▶ [AIM OF THE TASK]:
Present the following entries again, word for word and in full.

··· EXERCISE INPUT ···

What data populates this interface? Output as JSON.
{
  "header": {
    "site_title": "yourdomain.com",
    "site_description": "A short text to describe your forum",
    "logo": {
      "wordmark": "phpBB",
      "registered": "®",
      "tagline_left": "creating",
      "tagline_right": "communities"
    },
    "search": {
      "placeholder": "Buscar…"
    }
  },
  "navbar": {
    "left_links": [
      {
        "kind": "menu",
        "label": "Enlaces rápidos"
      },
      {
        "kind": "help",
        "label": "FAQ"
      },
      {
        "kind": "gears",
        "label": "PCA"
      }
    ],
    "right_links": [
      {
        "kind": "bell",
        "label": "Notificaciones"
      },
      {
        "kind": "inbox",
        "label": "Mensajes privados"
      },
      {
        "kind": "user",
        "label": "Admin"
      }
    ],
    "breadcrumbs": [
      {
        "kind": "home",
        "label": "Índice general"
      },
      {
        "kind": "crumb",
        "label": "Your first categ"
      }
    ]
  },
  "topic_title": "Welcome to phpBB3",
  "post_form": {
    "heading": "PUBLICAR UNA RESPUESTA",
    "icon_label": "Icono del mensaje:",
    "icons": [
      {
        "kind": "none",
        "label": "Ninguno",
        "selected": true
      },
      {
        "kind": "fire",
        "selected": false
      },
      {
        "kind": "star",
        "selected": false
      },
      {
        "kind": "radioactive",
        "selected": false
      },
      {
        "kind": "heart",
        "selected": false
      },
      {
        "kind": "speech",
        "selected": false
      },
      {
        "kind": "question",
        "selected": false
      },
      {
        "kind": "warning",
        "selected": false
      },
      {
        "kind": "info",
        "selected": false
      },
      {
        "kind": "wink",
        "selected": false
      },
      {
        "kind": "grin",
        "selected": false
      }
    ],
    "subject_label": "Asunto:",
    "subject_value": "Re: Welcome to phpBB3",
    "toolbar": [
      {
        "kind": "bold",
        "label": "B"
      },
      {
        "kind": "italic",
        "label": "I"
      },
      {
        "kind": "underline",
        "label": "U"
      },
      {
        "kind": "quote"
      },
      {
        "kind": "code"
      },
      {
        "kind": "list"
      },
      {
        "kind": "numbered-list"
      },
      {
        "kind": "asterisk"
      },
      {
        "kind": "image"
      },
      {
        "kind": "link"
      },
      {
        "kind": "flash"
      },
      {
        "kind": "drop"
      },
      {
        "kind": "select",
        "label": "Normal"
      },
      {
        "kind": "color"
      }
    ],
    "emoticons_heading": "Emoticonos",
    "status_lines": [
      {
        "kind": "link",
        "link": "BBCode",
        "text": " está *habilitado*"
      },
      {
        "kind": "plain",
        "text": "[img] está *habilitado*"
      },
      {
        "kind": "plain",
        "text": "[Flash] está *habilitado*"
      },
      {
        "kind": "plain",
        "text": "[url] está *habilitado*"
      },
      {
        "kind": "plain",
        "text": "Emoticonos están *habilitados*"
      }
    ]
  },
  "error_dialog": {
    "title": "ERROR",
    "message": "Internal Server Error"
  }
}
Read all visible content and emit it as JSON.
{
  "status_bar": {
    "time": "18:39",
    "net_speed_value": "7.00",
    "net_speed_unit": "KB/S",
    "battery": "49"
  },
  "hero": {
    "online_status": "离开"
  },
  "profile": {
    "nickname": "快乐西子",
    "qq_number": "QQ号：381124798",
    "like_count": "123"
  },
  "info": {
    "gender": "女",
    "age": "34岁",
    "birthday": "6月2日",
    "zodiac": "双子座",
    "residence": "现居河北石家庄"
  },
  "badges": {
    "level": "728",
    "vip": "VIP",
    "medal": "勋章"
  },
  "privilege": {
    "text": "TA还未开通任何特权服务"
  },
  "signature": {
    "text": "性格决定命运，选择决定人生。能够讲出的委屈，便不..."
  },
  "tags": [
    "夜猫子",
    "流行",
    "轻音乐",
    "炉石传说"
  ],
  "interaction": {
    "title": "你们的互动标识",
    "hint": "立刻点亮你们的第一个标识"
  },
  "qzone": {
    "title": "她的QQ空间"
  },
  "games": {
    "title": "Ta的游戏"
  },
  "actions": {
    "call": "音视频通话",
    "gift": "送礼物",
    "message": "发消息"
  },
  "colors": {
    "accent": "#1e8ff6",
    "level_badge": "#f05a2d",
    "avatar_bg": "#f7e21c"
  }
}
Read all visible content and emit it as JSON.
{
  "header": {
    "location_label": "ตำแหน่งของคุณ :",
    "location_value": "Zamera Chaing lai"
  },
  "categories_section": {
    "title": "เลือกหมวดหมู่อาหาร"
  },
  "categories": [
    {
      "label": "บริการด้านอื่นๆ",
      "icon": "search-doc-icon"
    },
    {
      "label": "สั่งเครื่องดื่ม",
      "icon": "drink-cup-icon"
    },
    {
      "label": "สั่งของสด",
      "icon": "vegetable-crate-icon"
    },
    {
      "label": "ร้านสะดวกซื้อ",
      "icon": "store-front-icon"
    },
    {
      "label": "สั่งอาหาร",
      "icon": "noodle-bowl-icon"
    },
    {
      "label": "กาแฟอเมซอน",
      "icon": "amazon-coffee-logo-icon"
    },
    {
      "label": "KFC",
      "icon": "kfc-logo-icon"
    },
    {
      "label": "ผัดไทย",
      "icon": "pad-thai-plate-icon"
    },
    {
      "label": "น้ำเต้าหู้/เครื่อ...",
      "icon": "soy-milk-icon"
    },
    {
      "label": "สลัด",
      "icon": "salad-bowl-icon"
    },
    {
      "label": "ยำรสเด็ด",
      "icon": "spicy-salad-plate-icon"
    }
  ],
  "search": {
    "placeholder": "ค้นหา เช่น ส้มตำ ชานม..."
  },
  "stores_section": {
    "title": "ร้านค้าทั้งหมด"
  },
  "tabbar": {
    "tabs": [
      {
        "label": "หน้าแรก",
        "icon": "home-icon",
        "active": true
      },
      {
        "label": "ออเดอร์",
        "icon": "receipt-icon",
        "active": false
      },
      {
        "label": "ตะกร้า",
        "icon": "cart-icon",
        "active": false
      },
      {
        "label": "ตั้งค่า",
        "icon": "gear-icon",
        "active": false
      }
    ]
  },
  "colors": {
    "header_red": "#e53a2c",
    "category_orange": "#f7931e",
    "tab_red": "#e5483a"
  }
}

···

▶ [WORKED SOLUTION]:
What data populates this interface? Output as JSON.
{
  "header": {
    "site_title": "yourdomain.com",
    "site_description": "A short text to describe your forum",
    "logo": {
      "wordmark": "phpBB",
      "registered": "®",
      "tagline_left": "creating",
      "tagline_right": "communities"
    },
    "search": {
      "placeholder": "Buscar…"
    }
  },
  "navbar": {
    "left_links": [
      {
        "kind": "menu",
        "label": "Enlaces rápidos"
      },
      {
        "kind": "help",
        "label": "FAQ"
      },
      {
        "kind": "gears",
        "label": "PCA"
      }
    ],
    "right_links": [
      {
        "kind": "bell",
        "label": "Notificaciones"
      },
      {
        "kind": "inbox",
        "label": "Mensajes privados"
      },
      {
        "kind": "user",
        "label": "Admin"
      }
    ],
    "breadcrumbs": [
      {
        "kind": "home",
        "label": "Índice general"
      },
      {
        "kind": "crumb",
        "label": "Your first categ"
      }
    ]
  },
  "topic_title": "Welcome to phpBB3",
  "post_form": {
    "heading": "PUBLICAR UNA RESPUESTA",
    "icon_label": "Icono del mensaje:",
    "icons": [
      {
        "kind": "none",
        "label": "Ninguno",
        "selected": true
      },
      {
        "kind": "fire",
        "selected": false
      },
      {
        "kind": "star",
        "selected": false
      },
      {
        "kind": "radioactive",
        "selected": false
      },
      {
        "kind": "heart",
        "selected": false
      },
      {
        "kind": "speech",
        "selected": false
      },
      {
        "kind": "question",
        "selected": false
      },
      {
        "kind": "warning",
        "selected": false
      },
      {
        "kind": "info",
        "selected": false
      },
      {
        "kind": "wink",
        "selected": false
      },
      {
        "kind": "grin",
        "selected": false
      }
    ],
    "subject_label": "Asunto:",
    "subject_value": "Re: Welcome to phpBB3",
    "toolbar": [
      {
        "kind": "bold",
        "label": "B"
      },
      {
        "kind": "italic",
        "label": "I"
      },
      {
        "kind": "underline",
        "label": "U"
      },
      {
        "kind": "quote"
      },
      {
        "kind": "code"
      },
      {
        "kind": "list"
      },
      {
        "kind": "numbered-list"
      },
      {
        "kind": "asterisk"
      },
      {
        "kind": "image"
      },
      {
        "kind": "link"
      },
      {
        "kind": "flash"
      },
      {
        "kind": "drop"
      },
      {
        "kind": "select",
        "label": "Normal"
      },
      {
        "kind": "color"
      }
    ],
    "emoticons_heading": "Emoticonos",
    "status_lines": [
      {
        "kind": "link",
        "link": "BBCode",
        "text": " está *habilitado*"
      },
      {
        "kind": "plain",
        "text": "[img] está *habilitado*"
      },
      {
        "kind": "plain",
        "text": "[Flash] está *habilitado*"
      },
      {
        "kind": "plain",
        "text": "[url] está *habilitado*"
      },
      {
        "kind": "plain",
        "text": "Emoticonos están *habilitados*"
      }
    ]
  },
  "error_dialog": {
    "title": "ERROR",
    "message": "Internal Server Error"
  }
}
Read all visible content and emit it as JSON.
{
  "status_bar": {
    "time": "18:39",
    "net_speed_value": "7.00",
    "net_speed_unit": "KB/S",
    "battery": "49"
  },
  "hero": {
    "online_status": "离开"
  },
  "profile": {
    "nickname": "快乐西子",
    "qq_number": "QQ号：381124798",
    "like_count": "123"
  },
  "info": {
    "gender": "女",
    "age": "34岁",
    "birthday": "6月2日",
    "zodiac": "双子座",
    "residence": "现居河北石家庄"
  },
  "badges": {
    "level": "728",
    "vip": "VIP",
    "medal": "勋章"
  },
  "privilege": {
    "text": "TA还未开通任何特权服务"
  },
  "signature": {
    "text": "性格决定命运，选择决定人生。能够讲出的委屈，便不..."
  },
  "tags": [
    "夜猫子",
    "流行",
    "轻音乐",
    "炉石传说"
  ],
  "interaction": {
    "title": "你们的互动标识",
    "hint": "立刻点亮你们的第一个标识"
  },
  "qzone": {
    "title": "她的QQ空间"
  },
  "games": {
    "title": "Ta的游戏"
  },
  "actions": {
    "call": "音视频通话",
    "gift": "送礼物",
    "message": "发消息"
  },
  "colors": {
    "accent": "#1e8ff6",
    "level_badge": "#f05a2d",
    "avatar_bg": "#f7e21c"
  }
}
Read all visible content and emit it as JSON.
{
  "header": {
    "location_label": "ตำแหน่งของคุณ :",
    "location_value": "Zamera Chaing lai"
  },
  "categories_section": {
    "title": "เลือกหมวดหมู่อาหาร"
  },
  "categories": [
    {
      "label": "บริการด้านอื่นๆ",
      "icon": "search-doc-icon"
    },
    {
      "label": "สั่งเครื่องดื่ม",
      "icon": "drink-cup-icon"
    },
    {
      "label": "สั่งของสด",
      "icon": "vegetable-crate-icon"
    },
    {
      "label": "ร้านสะดวกซื้อ",
      "icon": "store-front-icon"
    },
    {
      "label": "สั่งอาหาร",
      "icon": "noodle-bowl-icon"
    },
    {
      "label": "กาแฟอเมซอน",
      "icon": "amazon-coffee-logo-icon"
    },
    {
      "label": "KFC",
      "icon": "kfc-logo-icon"
    },
    {
      "label": "ผัดไทย",
      "icon": "pad-thai-plate-icon"
    },
    {
      "label": "น้ำเต้าหู้/เครื่อ...",
      "icon": "soy-milk-icon"
    },
    {
      "label": "สลัด",
      "icon": "salad-bowl-icon"
    },
    {
      "label": "ยำรสเด็ด",
      "icon": "spicy-salad-plate-icon"
    }
  ],
  "search": {
    "placeholder": "ค้นหา เช่น ส้มตำ ชานม..."
  },
  "stores_section": {
    "title": "ร้านค้าทั้งหมด"
  },
  "tabbar": {
    "tabs": [
      {
        "label": "หน้าแรก",
        "icon": "home-icon",
        "active": true
      },
      {
        "label": "ออเดอร์",
        "icon": "receipt-icon",
        "active": false
      },
      {
        "label": "ตะกร้า",
        "icon": "cart-icon",
        "active": false
      },
      {
        "label": "ตั้งค่า",
        "icon": "gear-icon",
        "active": false
      }
    ]
  },
  "colors": {
    "header_red": "#e53a2c",
    "category_orange": "#f7931e",
    "tab_red": "#e5483a"
  }
}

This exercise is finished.